Exercise aim = Each record that follows is to be reproduced character for character, pictures excepted.
(Beginning of Material provided)
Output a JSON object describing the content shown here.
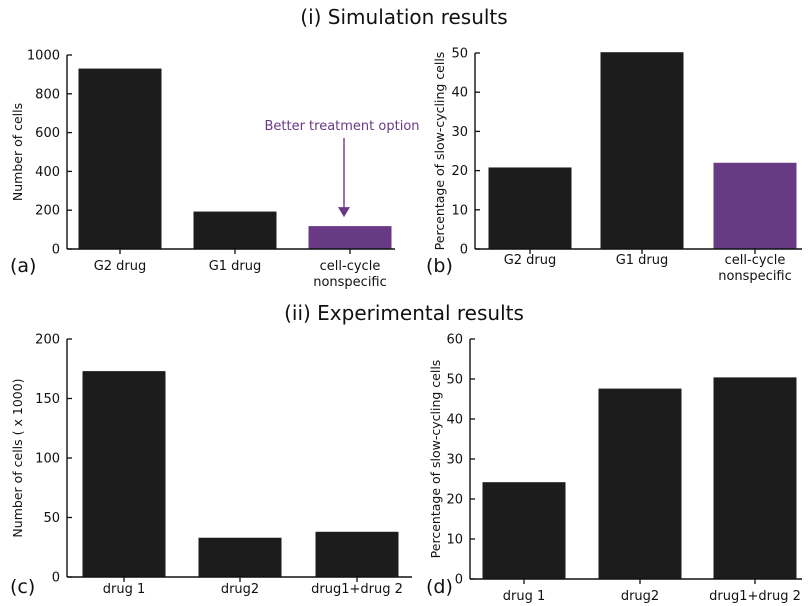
{
  "section_titles": [
    "(i) Simulation results",
    "(ii) Experimental results"
  ],
  "colors": {
    "bar": "#1c1c1c",
    "highlight": "#683a86"
  },
  "chart_data": [
    {
      "panel": "(a)",
      "type": "bar",
      "categories": [
        [
          "G2 drug"
        ],
        [
          "G1 drug"
        ],
        [
          "cell-cycle",
          "nonspecific"
        ]
      ],
      "values": [
        930,
        193,
        118
      ],
      "highlight_index": 2,
      "ylabel": "Number of cells",
      "ylim": [
        0,
        1000
      ],
      "yticks": [
        0,
        200,
        400,
        600,
        800,
        1000
      ],
      "annotation": {
        "text": "Better treatment option",
        "target_index": 2
      }
    },
    {
      "panel": "(b)",
      "type": "bar",
      "categories": [
        [
          "G2 drug"
        ],
        [
          "G1 drug"
        ],
        [
          "cell-cycle",
          "nonspecific"
        ]
      ],
      "values": [
        20.8,
        50.2,
        22
      ],
      "highlight_index": 2,
      "ylabel": "Percentage of slow-cycling cells",
      "ylim": [
        0,
        50
      ],
      "yticks": [
        0,
        10,
        20,
        30,
        40,
        50
      ]
    },
    {
      "panel": "(c)",
      "type": "bar",
      "categories": [
        [
          "drug 1"
        ],
        [
          "drug2"
        ],
        [
          "drug1+drug  2"
        ]
      ],
      "values": [
        173,
        33,
        38
      ],
      "ylabel": "Number of cells ( x 1000)",
      "ylim": [
        0,
        200
      ],
      "yticks": [
        0,
        50,
        100,
        150,
        200
      ]
    },
    {
      "panel": "(d)",
      "type": "bar",
      "categories": [
        [
          "drug 1"
        ],
        [
          "drug2"
        ],
        [
          "drug1+drug  2"
        ]
      ],
      "values": [
        24.2,
        47.6,
        50.4
      ],
      "ylabel": "Percentage of slow-cycling cells",
      "ylim": [
        0,
        60
      ],
      "yticks": [
        0,
        10,
        20,
        30,
        40,
        50,
        60
      ]
    }
  ]
}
(End of Material provided)
Your response =
Output a JSON object describing the content shown here.
{
  "section_titles": [
    "(i) Simulation results",
    "(ii) Experimental results"
  ],
  "colors": {
    "bar": "#1c1c1c",
    "highlight": "#683a86"
  },
  "chart_data": [
    {
      "panel": "(a)",
      "type": "bar",
      "categories": [
        [
          "G2 drug"
        ],
        [
          "G1 drug"
        ],
        [
          "cell-cycle",
          "nonspecific"
        ]
      ],
      "values": [
        930,
        193,
        118
      ],
      "highlight_index": 2,
      "ylabel": "Number of cells",
      "ylim": [
        0,
        1000
      ],
      "yticks": [
        0,
        200,
        400,
        600,
        800,
        1000
      ],
      "annotation": {
        "text": "Better treatment option",
        "target_index": 2
      }
    },
    {
      "panel": "(b)",
      "type": "bar",
      "categories": [
        [
          "G2 drug"
        ],
        [
          "G1 drug"
        ],
        [
          "cell-cycle",
          "nonspecific"
        ]
      ],
      "values": [
        20.8,
        50.2,
        22
      ],
      "highlight_index": 2,
      "ylabel": "Percentage of slow-cycling cells",
      "ylim": [
        0,
        50
      ],
      "yticks": [
        0,
        10,
        20,
        30,
        40,
        50
      ]
    },
    {
      "panel": "(c)",
      "type": "bar",
      "categories": [
        [
          "drug 1"
        ],
        [
          "drug2"
        ],
        [
          "drug1+drug  2"
        ]
      ],
      "values": [
        173,
        33,
        38
      ],
      "ylabel": "Number of cells ( x 1000)",
      "ylim": [
        0,
        200
      ],
      "yticks": [
        0,
        50,
        100,
        150,
        200
      ]
    },
    {
      "panel": "(d)",
      "type": "bar",
      "categories": [
        [
          "drug 1"
        ],
        [
          "drug2"
        ],
        [
          "drug1+drug  2"
        ]
      ],
      "values": [
        24.2,
        47.6,
        50.4
      ],
      "ylabel": "Percentage of slow-cycling cells",
      "ylim": [
        0,
        60
      ],
      "yticks": [
        0,
        10,
        20,
        30,
        40,
        50,
        60
      ]
    }
  ]
}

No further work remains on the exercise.